begin WORKING DATA

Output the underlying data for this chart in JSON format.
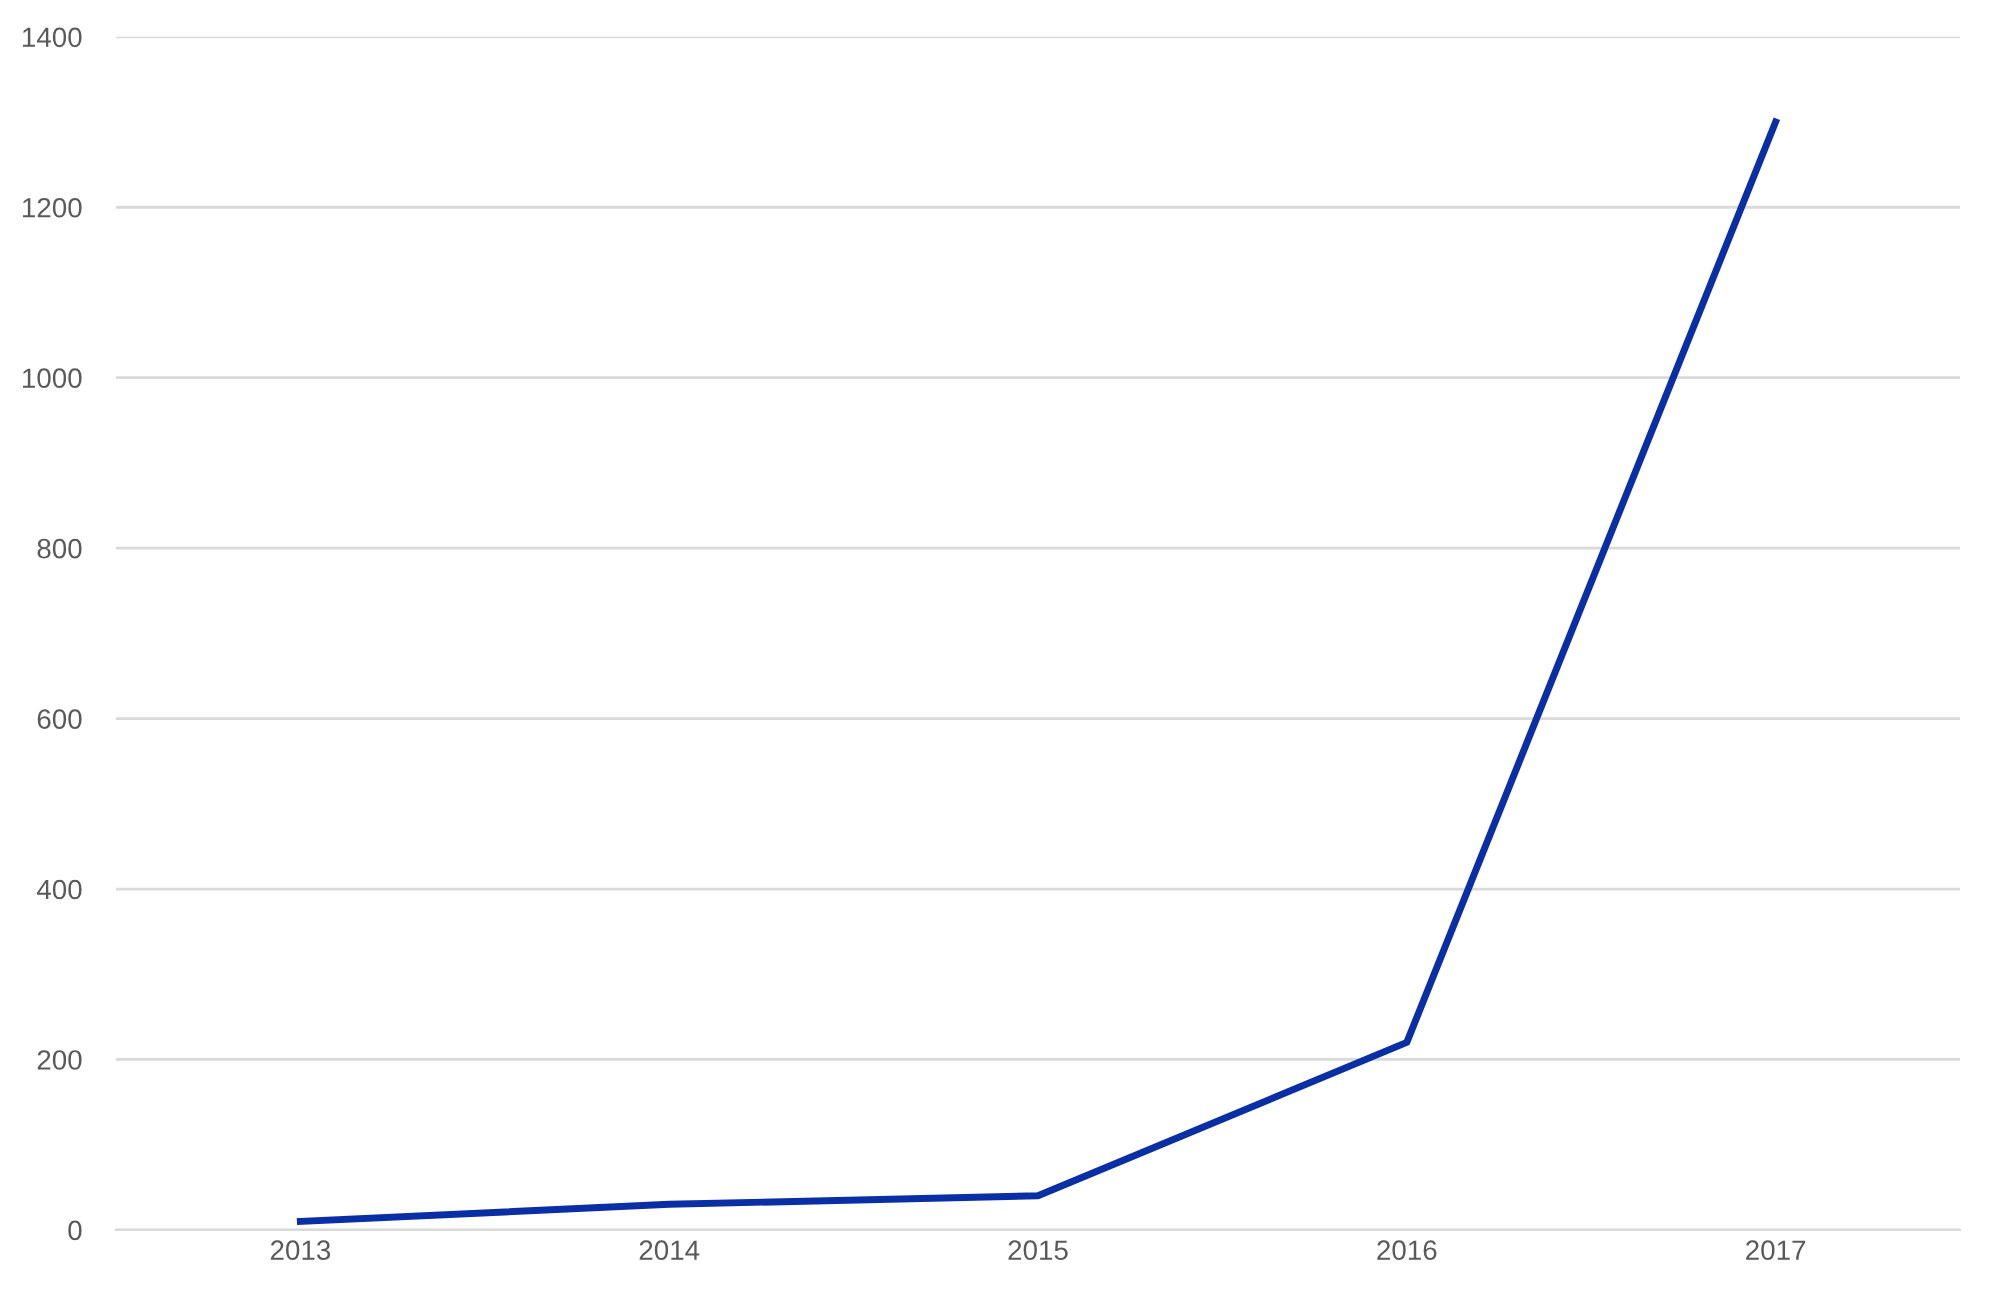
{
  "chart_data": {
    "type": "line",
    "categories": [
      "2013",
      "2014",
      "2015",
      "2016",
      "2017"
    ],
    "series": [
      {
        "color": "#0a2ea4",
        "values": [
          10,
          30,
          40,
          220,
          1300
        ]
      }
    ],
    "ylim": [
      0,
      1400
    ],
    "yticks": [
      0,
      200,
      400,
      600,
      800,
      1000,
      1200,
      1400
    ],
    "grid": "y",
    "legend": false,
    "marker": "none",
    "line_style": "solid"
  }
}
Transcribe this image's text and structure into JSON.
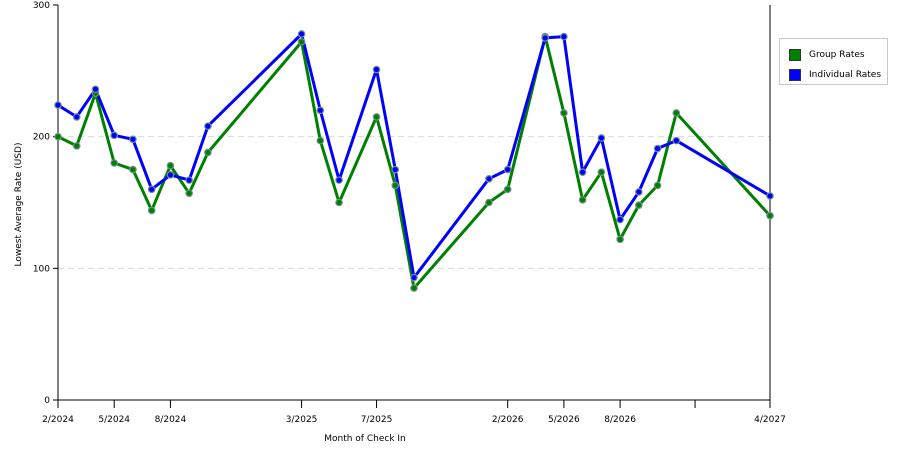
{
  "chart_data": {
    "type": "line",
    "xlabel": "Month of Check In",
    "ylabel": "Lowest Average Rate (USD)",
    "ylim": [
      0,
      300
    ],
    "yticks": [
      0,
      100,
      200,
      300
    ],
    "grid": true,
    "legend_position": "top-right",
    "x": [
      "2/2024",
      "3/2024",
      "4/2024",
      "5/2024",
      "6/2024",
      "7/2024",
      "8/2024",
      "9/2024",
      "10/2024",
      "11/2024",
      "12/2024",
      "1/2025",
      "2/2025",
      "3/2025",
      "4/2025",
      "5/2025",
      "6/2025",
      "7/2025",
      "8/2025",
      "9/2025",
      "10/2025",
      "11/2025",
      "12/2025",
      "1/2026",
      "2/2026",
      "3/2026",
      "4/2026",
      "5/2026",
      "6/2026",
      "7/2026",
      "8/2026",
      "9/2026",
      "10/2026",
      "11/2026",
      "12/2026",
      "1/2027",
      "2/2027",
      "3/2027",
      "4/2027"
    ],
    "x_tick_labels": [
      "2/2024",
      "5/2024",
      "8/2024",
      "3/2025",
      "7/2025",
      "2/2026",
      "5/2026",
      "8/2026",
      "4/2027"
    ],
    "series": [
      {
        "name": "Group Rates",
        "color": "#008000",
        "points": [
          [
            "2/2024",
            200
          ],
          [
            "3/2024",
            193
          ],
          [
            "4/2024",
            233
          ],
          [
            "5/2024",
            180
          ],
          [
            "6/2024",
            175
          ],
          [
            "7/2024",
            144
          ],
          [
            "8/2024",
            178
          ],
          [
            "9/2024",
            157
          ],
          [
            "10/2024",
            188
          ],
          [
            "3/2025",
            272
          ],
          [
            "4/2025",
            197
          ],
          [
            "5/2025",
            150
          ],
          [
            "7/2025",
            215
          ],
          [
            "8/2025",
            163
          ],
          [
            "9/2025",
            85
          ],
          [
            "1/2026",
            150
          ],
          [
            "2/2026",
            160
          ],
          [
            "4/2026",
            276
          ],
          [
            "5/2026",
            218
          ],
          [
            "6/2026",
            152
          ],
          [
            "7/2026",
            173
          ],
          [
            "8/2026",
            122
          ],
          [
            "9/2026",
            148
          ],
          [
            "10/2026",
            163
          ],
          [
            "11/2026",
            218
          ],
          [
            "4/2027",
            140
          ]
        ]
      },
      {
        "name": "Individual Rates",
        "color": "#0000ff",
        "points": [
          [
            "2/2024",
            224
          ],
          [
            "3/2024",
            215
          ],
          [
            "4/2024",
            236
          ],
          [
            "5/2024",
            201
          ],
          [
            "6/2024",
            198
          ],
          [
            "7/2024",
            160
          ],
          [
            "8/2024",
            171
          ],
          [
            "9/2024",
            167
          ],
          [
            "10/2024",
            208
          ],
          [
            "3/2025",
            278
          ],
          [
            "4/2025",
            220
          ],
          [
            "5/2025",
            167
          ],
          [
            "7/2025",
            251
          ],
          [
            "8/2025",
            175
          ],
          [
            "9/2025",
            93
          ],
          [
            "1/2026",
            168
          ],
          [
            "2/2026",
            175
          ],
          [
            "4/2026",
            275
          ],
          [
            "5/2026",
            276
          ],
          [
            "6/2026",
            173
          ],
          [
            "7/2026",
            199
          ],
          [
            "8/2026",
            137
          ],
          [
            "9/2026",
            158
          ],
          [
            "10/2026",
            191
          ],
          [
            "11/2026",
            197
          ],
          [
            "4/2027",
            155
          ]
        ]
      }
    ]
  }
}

end WORKING DATA

The records above must be transcribed exactly. Pictures are left out of the copy.

Output the underlying data for this chart in JSON format.
{
  "chart_data": {
    "type": "line",
    "categories": [
      "2013",
      "2014",
      "2015",
      "2016",
      "2017"
    ],
    "series": [
      {
        "color": "#0a2ea4",
        "values": [
          10,
          30,
          40,
          220,
          1300
        ]
      }
    ],
    "ylim": [
      0,
      1400
    ],
    "yticks": [
      0,
      200,
      400,
      600,
      800,
      1000,
      1200,
      1400
    ],
    "grid": "y",
    "legend": false,
    "marker": "none",
    "line_style": "solid"
  }
}
Transcribe this image's text and structure into JSON.
{
  "chart_data": {
    "type": "line",
    "xlabel": "Month of Check In",
    "ylabel": "Lowest Average Rate (USD)",
    "ylim": [
      0,
      300
    ],
    "yticks": [
      0,
      100,
      200,
      300
    ],
    "grid": true,
    "legend_position": "top-right",
    "x": [
      "2/2024",
      "3/2024",
      "4/2024",
      "5/2024",
      "6/2024",
      "7/2024",
      "8/2024",
      "9/2024",
      "10/2024",
      "11/2024",
      "12/2024",
      "1/2025",
      "2/2025",
      "3/2025",
      "4/2025",
      "5/2025",
      "6/2025",
      "7/2025",
      "8/2025",
      "9/2025",
      "10/2025",
      "11/2025",
      "12/2025",
      "1/2026",
      "2/2026",
      "3/2026",
      "4/2026",
      "5/2026",
      "6/2026",
      "7/2026",
      "8/2026",
      "9/2026",
      "10/2026",
      "11/2026",
      "12/2026",
      "1/2027",
      "2/2027",
      "3/2027",
      "4/2027"
    ],
    "x_tick_labels": [
      "2/2024",
      "5/2024",
      "8/2024",
      "3/2025",
      "7/2025",
      "2/2026",
      "5/2026",
      "8/2026",
      "4/2027"
    ],
    "series": [
      {
        "name": "Group Rates",
        "color": "#008000",
        "points": [
          [
            "2/2024",
            200
          ],
          [
            "3/2024",
            193
          ],
          [
            "4/2024",
            233
          ],
          [
            "5/2024",
            180
          ],
          [
            "6/2024",
            175
          ],
          [
            "7/2024",
            144
          ],
          [
            "8/2024",
            178
          ],
          [
            "9/2024",
            157
          ],
          [
            "10/2024",
            188
          ],
          [
            "3/2025",
            272
          ],
          [
            "4/2025",
            197
          ],
          [
            "5/2025",
            150
          ],
          [
            "7/2025",
            215
          ],
          [
            "8/2025",
            163
          ],
          [
            "9/2025",
            85
          ],
          [
            "1/2026",
            150
          ],
          [
            "2/2026",
            160
          ],
          [
            "4/2026",
            276
          ],
          [
            "5/2026",
            218
          ],
          [
            "6/2026",
            152
          ],
          [
            "7/2026",
            173
          ],
          [
            "8/2026",
            122
          ],
          [
            "9/2026",
            148
          ],
          [
            "10/2026",
            163
          ],
          [
            "11/2026",
            218
          ],
          [
            "4/2027",
            140
          ]
        ]
      },
      {
        "name": "Individual Rates",
        "color": "#0000ff",
        "points": [
          [
            "2/2024",
            224
          ],
          [
            "3/2024",
            215
          ],
          [
            "4/2024",
            236
          ],
          [
            "5/2024",
            201
          ],
          [
            "6/2024",
            198
          ],
          [
            "7/2024",
            160
          ],
          [
            "8/2024",
            171
          ],
          [
            "9/2024",
            167
          ],
          [
            "10/2024",
            208
          ],
          [
            "3/2025",
            278
          ],
          [
            "4/2025",
            220
          ],
          [
            "5/2025",
            167
          ],
          [
            "7/2025",
            251
          ],
          [
            "8/2025",
            175
          ],
          [
            "9/2025",
            93
          ],
          [
            "1/2026",
            168
          ],
          [
            "2/2026",
            175
          ],
          [
            "4/2026",
            275
          ],
          [
            "5/2026",
            276
          ],
          [
            "6/2026",
            173
          ],
          [
            "7/2026",
            199
          ],
          [
            "8/2026",
            137
          ],
          [
            "9/2026",
            158
          ],
          [
            "10/2026",
            191
          ],
          [
            "11/2026",
            197
          ],
          [
            "4/2027",
            155
          ]
        ]
      }
    ]
  }
}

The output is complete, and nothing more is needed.